* Start Input data *

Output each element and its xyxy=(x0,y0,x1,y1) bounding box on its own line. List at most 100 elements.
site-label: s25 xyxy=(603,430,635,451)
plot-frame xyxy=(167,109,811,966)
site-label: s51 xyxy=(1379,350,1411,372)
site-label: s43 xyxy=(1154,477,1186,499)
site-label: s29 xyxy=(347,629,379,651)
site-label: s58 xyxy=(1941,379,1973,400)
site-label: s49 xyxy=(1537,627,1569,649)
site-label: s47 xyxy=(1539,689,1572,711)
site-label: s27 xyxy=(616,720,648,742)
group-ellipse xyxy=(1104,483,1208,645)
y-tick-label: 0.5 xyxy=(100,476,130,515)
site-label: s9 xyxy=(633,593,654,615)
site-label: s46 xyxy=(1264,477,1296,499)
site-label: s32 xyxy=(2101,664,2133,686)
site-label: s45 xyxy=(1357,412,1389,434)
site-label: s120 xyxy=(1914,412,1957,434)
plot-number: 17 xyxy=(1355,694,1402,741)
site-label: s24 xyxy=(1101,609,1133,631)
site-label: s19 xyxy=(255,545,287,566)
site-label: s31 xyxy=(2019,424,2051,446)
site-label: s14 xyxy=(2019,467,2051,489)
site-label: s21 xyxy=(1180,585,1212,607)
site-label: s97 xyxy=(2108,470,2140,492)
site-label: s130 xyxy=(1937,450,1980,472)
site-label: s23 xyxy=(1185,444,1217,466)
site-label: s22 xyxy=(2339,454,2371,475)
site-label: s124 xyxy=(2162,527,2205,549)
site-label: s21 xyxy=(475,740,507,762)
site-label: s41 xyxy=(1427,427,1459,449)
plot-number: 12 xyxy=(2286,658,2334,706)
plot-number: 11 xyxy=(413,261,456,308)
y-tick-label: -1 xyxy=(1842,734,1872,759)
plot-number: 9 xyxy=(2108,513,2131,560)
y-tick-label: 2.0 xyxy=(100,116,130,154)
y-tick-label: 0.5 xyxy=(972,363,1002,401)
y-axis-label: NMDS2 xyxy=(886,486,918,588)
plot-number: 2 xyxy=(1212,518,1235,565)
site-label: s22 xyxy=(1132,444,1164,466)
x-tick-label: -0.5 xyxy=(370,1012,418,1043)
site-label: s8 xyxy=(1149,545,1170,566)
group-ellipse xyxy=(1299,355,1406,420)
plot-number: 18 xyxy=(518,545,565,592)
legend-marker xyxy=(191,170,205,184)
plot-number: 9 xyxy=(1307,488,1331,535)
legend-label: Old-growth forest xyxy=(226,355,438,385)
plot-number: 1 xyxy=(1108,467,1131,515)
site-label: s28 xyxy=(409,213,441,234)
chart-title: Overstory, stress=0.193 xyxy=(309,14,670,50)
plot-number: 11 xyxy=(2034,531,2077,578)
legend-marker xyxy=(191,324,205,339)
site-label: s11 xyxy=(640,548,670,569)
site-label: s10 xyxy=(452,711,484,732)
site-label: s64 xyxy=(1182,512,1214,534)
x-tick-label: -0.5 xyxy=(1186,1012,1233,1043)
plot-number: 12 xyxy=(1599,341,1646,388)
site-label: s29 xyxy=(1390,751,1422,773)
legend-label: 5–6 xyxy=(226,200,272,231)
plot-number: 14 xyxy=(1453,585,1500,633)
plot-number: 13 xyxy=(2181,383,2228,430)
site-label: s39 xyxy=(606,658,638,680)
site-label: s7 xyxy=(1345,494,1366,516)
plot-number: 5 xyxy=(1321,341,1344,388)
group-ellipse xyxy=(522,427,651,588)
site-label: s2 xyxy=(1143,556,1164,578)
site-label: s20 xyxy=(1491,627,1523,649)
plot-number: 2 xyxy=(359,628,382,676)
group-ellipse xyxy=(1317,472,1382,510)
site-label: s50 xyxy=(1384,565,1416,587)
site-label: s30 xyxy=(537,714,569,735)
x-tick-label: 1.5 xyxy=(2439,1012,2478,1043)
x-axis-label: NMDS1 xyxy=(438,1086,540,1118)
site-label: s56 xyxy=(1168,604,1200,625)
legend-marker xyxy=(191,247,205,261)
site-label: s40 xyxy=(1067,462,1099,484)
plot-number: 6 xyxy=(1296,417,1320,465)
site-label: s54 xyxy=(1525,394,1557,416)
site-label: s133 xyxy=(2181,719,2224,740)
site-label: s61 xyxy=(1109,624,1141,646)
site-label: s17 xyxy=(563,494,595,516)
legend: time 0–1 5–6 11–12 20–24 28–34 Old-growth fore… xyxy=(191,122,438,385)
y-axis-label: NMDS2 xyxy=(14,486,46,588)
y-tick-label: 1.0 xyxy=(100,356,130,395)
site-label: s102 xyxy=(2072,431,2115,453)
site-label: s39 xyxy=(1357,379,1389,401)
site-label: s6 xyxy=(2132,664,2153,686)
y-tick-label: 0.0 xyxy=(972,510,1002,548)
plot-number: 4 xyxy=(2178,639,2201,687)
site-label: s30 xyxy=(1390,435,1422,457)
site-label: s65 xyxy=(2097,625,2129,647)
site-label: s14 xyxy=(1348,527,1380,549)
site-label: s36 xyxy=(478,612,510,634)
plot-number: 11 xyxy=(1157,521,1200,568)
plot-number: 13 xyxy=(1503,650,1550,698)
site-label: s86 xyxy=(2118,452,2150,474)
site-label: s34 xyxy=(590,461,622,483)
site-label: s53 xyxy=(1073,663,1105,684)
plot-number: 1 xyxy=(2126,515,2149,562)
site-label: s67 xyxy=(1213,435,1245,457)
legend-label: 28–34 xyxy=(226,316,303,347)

* End Input data *

= Goal =
Copy the material from its first line through the line containing "y-tick-label: 0.5 xyxy=(972,363,1002,401)", swapping "group-ellipse" for "cluster-ellipse" and leaving everything else as it is.

= Answer below =
Output each element and its xyxy=(x0,y0,x1,y1) bounding box on its own line. List at most 100 elements.
site-label: s25 xyxy=(603,430,635,451)
plot-frame xyxy=(167,109,811,966)
site-label: s51 xyxy=(1379,350,1411,372)
site-label: s43 xyxy=(1154,477,1186,499)
site-label: s29 xyxy=(347,629,379,651)
site-label: s58 xyxy=(1941,379,1973,400)
site-label: s49 xyxy=(1537,627,1569,649)
site-label: s47 xyxy=(1539,689,1572,711)
site-label: s27 xyxy=(616,720,648,742)
cluster-ellipse xyxy=(1104,483,1208,645)
y-tick-label: 0.5 xyxy=(100,476,130,515)
site-label: s9 xyxy=(633,593,654,615)
site-label: s46 xyxy=(1264,477,1296,499)
site-label: s32 xyxy=(2101,664,2133,686)
site-label: s45 xyxy=(1357,412,1389,434)
site-label: s120 xyxy=(1914,412,1957,434)
plot-number: 17 xyxy=(1355,694,1402,741)
site-label: s24 xyxy=(1101,609,1133,631)
site-label: s19 xyxy=(255,545,287,566)
site-label: s31 xyxy=(2019,424,2051,446)
site-label: s14 xyxy=(2019,467,2051,489)
site-label: s21 xyxy=(1180,585,1212,607)
site-label: s97 xyxy=(2108,470,2140,492)
site-label: s130 xyxy=(1937,450,1980,472)
site-label: s23 xyxy=(1185,444,1217,466)
site-label: s22 xyxy=(2339,454,2371,475)
site-label: s124 xyxy=(2162,527,2205,549)
site-label: s21 xyxy=(475,740,507,762)
site-label: s41 xyxy=(1427,427,1459,449)
plot-number: 12 xyxy=(2286,658,2334,706)
plot-number: 11 xyxy=(413,261,456,308)
y-tick-label: -1 xyxy=(1842,734,1872,759)
plot-number: 9 xyxy=(2108,513,2131,560)
y-tick-label: 2.0 xyxy=(100,116,130,154)
y-tick-label: 0.5 xyxy=(972,363,1002,401)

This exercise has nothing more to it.